Stated goal. Using the listing below, select the lines with the word "color" and copy them.
....
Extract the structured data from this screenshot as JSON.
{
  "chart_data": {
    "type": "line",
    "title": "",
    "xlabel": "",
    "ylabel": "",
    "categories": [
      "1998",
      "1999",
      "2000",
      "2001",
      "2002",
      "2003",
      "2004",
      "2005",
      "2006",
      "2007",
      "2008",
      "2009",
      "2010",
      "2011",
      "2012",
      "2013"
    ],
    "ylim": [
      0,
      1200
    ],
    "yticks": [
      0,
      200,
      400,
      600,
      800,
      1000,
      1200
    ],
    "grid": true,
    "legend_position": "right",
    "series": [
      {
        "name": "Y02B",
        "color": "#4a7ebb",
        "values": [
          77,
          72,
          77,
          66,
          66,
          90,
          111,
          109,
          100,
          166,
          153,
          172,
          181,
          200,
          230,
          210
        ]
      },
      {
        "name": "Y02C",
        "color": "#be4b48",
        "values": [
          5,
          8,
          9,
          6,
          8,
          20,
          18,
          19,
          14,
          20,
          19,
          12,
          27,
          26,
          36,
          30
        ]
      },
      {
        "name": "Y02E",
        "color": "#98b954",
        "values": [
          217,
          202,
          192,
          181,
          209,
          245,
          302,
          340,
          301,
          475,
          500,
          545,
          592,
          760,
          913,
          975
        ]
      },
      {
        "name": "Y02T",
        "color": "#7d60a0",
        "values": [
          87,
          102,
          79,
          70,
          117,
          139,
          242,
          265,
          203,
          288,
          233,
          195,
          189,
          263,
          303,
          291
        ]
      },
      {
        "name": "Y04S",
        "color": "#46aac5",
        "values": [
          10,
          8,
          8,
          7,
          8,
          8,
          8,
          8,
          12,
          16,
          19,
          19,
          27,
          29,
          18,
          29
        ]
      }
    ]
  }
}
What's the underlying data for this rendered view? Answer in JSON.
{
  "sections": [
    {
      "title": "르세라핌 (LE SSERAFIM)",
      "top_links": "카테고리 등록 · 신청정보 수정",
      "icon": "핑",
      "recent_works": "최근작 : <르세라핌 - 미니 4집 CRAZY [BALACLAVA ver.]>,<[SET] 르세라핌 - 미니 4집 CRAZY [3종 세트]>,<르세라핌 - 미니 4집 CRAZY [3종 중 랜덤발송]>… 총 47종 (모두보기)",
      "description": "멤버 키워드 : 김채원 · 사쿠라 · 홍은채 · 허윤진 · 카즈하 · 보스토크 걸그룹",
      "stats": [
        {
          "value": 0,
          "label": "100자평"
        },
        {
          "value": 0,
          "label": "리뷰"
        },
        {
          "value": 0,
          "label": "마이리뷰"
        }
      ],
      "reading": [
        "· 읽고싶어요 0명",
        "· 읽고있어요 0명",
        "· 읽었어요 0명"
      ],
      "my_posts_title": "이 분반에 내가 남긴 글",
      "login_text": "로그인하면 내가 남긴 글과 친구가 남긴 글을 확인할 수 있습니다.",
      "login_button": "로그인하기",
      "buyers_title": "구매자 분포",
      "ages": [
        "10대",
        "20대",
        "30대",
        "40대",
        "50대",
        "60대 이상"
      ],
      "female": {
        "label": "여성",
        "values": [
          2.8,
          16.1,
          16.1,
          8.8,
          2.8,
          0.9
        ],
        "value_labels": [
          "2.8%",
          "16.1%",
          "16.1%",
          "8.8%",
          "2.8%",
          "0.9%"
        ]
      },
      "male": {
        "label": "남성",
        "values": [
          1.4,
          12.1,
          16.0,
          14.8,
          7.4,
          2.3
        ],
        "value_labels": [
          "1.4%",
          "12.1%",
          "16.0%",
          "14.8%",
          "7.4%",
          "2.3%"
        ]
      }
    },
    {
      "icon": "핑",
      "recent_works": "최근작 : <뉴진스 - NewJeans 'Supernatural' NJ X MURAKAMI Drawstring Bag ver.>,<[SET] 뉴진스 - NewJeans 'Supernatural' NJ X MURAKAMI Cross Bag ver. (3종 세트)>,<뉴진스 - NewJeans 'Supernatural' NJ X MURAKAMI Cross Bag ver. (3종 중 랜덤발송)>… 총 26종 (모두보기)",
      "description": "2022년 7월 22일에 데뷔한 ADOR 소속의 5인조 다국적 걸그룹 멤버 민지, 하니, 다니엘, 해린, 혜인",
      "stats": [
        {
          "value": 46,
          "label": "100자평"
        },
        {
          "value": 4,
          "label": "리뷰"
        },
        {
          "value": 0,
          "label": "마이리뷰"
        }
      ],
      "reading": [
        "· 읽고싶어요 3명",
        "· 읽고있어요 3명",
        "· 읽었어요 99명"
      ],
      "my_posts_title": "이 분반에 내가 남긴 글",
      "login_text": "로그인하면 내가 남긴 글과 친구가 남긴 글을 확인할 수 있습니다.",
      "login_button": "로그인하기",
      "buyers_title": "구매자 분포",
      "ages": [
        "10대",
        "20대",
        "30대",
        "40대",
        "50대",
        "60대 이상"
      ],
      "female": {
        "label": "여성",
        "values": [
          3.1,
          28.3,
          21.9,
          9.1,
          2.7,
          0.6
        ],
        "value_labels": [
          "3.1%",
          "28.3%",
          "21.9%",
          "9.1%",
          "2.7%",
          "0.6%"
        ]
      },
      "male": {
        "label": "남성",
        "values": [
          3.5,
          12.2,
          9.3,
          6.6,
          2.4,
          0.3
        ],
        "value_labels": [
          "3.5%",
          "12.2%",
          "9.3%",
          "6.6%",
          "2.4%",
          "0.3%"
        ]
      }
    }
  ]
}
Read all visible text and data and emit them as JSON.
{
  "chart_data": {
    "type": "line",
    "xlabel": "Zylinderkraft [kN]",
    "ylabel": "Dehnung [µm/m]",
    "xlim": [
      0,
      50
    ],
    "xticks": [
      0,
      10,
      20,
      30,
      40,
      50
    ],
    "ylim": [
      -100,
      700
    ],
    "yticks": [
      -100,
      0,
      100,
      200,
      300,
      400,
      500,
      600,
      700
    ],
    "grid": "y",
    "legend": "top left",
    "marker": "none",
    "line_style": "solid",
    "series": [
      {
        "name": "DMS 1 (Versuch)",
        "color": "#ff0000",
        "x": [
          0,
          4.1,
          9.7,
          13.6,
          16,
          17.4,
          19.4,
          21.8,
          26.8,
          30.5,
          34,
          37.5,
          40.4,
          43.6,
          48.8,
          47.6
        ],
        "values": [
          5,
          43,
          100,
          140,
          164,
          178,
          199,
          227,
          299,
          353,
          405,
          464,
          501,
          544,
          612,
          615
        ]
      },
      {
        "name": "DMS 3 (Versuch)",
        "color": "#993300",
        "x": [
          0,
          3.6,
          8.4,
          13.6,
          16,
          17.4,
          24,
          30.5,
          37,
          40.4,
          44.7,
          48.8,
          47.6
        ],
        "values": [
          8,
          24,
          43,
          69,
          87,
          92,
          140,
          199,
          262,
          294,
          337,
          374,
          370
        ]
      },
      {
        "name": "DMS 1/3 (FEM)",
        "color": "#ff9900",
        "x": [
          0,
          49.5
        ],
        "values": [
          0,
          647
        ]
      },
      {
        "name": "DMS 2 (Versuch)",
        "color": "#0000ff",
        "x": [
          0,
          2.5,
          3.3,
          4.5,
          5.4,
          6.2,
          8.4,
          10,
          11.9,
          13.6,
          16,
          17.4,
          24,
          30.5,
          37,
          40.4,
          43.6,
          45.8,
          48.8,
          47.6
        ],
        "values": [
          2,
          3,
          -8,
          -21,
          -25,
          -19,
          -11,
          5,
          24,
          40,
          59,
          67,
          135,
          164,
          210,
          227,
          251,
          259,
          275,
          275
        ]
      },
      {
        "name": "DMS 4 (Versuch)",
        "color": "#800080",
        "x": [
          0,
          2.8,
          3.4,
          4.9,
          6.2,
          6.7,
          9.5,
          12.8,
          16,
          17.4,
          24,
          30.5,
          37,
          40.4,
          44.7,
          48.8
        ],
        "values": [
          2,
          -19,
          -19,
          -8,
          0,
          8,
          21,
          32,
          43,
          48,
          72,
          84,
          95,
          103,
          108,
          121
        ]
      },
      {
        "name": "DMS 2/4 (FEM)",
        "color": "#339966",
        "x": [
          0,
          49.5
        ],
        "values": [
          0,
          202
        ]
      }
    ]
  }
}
....
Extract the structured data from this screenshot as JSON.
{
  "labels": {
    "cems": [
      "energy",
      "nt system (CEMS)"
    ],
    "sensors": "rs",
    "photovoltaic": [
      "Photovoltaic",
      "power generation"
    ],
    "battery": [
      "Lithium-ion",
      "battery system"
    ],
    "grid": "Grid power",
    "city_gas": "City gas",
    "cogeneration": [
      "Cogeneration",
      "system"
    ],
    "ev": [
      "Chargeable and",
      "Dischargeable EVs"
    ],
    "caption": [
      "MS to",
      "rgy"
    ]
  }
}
....
Full answer.
        "color": "#4a7ebb",
        "color": "#be4b48",
        "color": "#98b954",
        "color": "#7d60a0",
        "color": "#46aac5",
        "color": "#ff0000",
        "color": "#993300",
        "color": "#ff9900",
        "color": "#0000ff",
        "color": "#800080",
        "color": "#339966",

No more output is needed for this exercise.